▸ Aim
Please list all lines of the material below in which the string "sectores" occurs.

▸ Given information

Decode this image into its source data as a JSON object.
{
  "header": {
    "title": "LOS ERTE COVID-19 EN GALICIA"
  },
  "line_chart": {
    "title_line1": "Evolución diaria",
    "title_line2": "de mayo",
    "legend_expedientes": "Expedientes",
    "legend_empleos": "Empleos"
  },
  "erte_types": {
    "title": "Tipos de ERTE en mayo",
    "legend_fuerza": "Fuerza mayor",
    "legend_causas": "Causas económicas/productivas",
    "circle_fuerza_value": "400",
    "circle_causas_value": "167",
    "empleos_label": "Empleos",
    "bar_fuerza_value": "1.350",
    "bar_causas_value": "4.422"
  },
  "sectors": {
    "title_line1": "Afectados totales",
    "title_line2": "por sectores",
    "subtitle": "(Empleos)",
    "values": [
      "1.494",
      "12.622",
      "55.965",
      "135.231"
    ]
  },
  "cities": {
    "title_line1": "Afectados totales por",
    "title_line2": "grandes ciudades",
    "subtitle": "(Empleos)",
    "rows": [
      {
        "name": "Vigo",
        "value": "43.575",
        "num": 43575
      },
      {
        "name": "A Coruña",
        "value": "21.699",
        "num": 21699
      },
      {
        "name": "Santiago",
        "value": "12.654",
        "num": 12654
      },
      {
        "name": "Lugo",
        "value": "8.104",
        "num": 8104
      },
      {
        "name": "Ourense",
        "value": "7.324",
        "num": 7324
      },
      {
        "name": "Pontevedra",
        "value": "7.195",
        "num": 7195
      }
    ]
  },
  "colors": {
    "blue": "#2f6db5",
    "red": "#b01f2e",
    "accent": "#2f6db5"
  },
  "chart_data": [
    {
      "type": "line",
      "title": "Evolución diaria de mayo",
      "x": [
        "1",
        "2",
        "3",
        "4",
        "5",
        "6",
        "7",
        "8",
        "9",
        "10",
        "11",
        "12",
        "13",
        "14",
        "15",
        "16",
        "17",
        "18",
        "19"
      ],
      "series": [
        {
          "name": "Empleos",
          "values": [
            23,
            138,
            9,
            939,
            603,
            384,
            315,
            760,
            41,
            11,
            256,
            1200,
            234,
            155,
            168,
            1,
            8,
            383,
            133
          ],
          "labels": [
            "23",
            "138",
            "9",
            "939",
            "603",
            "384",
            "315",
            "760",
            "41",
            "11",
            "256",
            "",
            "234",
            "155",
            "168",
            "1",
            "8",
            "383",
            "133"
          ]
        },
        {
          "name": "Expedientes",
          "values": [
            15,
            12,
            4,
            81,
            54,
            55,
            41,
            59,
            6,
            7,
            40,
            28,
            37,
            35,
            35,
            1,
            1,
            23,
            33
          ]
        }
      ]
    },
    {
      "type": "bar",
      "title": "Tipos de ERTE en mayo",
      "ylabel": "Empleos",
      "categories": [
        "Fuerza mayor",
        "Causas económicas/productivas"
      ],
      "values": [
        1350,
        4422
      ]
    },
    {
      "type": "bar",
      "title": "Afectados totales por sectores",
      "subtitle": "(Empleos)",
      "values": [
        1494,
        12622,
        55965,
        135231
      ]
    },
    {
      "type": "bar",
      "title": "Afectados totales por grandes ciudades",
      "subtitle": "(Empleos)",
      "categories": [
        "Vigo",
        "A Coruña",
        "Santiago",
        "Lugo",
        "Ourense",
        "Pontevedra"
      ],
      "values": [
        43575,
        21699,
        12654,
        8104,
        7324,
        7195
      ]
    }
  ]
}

▸ Correct answer
    "title_line2": "por sectores",
      "title": "Afectados totales por sectores",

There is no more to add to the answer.